--- start ---
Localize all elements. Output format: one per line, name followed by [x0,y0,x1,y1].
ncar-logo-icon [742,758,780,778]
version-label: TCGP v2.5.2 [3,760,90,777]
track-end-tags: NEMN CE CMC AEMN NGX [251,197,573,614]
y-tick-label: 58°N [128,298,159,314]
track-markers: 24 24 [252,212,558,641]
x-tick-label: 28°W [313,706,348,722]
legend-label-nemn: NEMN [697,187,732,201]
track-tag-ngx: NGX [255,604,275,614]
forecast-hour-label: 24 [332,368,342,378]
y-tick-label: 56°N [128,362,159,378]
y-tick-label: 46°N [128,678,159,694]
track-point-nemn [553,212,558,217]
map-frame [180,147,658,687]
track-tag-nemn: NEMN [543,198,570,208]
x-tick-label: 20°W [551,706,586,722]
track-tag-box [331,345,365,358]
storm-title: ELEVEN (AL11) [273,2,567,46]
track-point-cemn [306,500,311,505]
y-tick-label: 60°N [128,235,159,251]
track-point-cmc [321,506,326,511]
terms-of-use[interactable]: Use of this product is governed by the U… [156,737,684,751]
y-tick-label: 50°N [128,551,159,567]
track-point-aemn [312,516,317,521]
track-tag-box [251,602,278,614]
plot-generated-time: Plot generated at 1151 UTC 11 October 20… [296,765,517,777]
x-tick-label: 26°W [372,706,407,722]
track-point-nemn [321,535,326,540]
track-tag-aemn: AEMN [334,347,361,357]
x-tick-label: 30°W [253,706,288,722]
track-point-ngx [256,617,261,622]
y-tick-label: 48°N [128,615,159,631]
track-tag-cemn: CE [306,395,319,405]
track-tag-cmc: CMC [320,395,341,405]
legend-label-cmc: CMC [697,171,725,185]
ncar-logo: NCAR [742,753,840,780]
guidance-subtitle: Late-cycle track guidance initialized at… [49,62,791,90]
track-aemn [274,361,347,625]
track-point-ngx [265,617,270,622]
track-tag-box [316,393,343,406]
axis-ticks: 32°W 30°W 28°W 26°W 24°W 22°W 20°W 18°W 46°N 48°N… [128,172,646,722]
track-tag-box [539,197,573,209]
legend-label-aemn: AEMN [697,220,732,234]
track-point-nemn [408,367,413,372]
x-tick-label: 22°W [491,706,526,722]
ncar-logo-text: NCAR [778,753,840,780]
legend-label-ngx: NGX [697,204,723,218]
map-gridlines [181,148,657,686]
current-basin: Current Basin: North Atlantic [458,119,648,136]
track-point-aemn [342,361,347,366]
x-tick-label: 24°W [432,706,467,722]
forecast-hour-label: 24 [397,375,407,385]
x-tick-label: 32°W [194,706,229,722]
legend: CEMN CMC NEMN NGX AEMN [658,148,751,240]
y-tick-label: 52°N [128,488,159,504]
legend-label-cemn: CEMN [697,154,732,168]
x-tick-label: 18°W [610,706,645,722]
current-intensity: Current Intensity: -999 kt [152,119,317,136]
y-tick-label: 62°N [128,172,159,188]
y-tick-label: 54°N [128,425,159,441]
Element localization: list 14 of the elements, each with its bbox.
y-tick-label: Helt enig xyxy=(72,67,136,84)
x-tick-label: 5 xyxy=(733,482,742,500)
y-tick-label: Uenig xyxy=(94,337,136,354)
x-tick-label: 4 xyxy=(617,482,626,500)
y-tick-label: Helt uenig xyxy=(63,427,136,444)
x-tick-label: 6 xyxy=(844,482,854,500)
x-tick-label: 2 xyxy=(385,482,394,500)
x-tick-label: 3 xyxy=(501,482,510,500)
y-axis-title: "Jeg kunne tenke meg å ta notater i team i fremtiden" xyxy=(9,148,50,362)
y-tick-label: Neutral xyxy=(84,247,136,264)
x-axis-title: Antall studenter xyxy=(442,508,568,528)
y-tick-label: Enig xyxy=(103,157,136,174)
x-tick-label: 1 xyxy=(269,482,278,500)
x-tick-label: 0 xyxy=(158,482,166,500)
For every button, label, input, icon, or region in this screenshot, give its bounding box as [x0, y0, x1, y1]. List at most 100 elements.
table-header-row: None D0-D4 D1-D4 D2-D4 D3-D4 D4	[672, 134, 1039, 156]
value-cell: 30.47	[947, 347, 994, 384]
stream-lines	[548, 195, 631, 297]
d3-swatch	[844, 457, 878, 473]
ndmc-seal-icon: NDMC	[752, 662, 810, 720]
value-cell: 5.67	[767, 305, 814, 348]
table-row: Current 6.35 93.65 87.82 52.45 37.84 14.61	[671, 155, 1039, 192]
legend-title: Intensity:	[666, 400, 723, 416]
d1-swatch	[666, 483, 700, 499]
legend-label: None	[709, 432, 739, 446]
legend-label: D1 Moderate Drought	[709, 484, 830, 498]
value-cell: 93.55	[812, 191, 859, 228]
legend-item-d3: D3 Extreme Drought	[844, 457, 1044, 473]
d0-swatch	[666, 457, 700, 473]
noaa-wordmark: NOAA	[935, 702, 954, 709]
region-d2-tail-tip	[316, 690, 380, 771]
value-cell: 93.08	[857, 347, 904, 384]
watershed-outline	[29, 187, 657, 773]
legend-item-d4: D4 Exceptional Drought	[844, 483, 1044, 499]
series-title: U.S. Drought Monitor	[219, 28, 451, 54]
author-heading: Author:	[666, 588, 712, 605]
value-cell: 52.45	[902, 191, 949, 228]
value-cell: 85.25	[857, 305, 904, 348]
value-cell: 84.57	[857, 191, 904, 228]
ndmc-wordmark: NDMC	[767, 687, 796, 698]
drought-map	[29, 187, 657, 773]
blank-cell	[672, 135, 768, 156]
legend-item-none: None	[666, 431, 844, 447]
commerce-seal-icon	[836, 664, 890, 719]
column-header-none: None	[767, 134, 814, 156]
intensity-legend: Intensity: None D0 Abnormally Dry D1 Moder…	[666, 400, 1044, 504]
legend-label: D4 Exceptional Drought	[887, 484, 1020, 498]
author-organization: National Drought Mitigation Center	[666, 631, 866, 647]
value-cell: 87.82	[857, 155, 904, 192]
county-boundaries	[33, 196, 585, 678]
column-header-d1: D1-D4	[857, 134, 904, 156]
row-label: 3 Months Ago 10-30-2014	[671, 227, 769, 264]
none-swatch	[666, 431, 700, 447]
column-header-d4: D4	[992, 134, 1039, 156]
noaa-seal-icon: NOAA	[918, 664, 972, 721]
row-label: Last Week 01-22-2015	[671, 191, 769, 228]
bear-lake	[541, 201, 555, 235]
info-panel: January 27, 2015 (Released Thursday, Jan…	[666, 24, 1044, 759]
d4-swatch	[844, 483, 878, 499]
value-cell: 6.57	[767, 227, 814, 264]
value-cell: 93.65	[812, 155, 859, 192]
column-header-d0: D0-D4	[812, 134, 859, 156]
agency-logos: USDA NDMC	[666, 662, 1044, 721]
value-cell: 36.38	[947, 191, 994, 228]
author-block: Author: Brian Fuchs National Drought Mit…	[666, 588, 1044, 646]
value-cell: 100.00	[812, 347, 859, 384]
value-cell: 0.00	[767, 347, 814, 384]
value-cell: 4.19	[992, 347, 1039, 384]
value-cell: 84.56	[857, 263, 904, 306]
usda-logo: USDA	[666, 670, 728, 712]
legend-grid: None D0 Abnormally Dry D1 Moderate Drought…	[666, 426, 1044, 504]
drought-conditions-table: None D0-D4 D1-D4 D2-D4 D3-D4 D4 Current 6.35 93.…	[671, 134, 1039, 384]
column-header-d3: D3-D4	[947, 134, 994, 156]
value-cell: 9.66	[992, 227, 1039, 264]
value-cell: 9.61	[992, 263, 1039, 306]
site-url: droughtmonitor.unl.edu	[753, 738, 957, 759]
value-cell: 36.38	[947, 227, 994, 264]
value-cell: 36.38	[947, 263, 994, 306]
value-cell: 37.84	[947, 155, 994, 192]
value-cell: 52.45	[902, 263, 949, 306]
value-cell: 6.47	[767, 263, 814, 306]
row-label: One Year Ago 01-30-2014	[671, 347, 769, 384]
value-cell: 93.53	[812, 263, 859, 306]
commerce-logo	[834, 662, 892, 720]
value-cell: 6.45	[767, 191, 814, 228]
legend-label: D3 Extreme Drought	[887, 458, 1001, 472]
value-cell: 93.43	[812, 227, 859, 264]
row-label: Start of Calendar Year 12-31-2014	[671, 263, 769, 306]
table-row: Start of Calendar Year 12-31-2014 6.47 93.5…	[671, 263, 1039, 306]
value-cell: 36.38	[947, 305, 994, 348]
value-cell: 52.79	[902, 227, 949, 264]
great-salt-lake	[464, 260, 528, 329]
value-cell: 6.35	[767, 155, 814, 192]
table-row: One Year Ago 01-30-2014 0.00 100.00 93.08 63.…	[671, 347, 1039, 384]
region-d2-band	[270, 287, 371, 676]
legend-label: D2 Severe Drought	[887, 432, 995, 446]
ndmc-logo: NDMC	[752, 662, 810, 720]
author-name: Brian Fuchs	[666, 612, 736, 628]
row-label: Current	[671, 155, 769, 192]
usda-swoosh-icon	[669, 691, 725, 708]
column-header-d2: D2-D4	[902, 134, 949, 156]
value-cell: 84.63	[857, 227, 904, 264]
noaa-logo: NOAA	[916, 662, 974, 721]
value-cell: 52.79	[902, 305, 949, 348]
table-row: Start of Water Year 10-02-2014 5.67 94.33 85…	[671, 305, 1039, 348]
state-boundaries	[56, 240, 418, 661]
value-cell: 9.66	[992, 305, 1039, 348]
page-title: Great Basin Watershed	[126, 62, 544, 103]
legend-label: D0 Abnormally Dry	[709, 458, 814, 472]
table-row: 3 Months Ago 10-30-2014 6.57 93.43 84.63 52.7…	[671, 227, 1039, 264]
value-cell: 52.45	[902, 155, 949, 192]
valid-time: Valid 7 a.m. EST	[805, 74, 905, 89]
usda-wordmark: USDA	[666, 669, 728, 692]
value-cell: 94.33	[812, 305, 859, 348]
--- end ---
** EXERCISE DIRECTIONS **
Switch every "y-tick-label" to "lat-tick-label" in the listing from its first line to the line with "track-tag-box [251,602,278,614]". Give back those lines with nothing else changed.

** RESPONSE **
Localize all elements. Output format: one per line, name followed by [x0,y0,x1,y1].
ncar-logo-icon [742,758,780,778]
version-label: TCGP v2.5.2 [3,760,90,777]
track-end-tags: NEMN CE CMC AEMN NGX [251,197,573,614]
lat-tick-label: 58°N [128,298,159,314]
track-markers: 24 24 [252,212,558,641]
x-tick-label: 28°W [313,706,348,722]
legend-label-nemn: NEMN [697,187,732,201]
track-tag-ngx: NGX [255,604,275,614]
forecast-hour-label: 24 [332,368,342,378]
lat-tick-label: 56°N [128,362,159,378]
lat-tick-label: 46°N [128,678,159,694]
track-point-nemn [553,212,558,217]
map-frame [180,147,658,687]
track-tag-nemn: NEMN [543,198,570,208]
x-tick-label: 20°W [551,706,586,722]
track-tag-box [331,345,365,358]
storm-title: ELEVEN (AL11) [273,2,567,46]
track-point-cemn [306,500,311,505]
lat-tick-label: 60°N [128,235,159,251]
track-point-cmc [321,506,326,511]
terms-of-use[interactable]: Use of this product is governed by the U… [156,737,684,751]
lat-tick-label: 50°N [128,551,159,567]
track-point-aemn [312,516,317,521]
track-tag-box [251,602,278,614]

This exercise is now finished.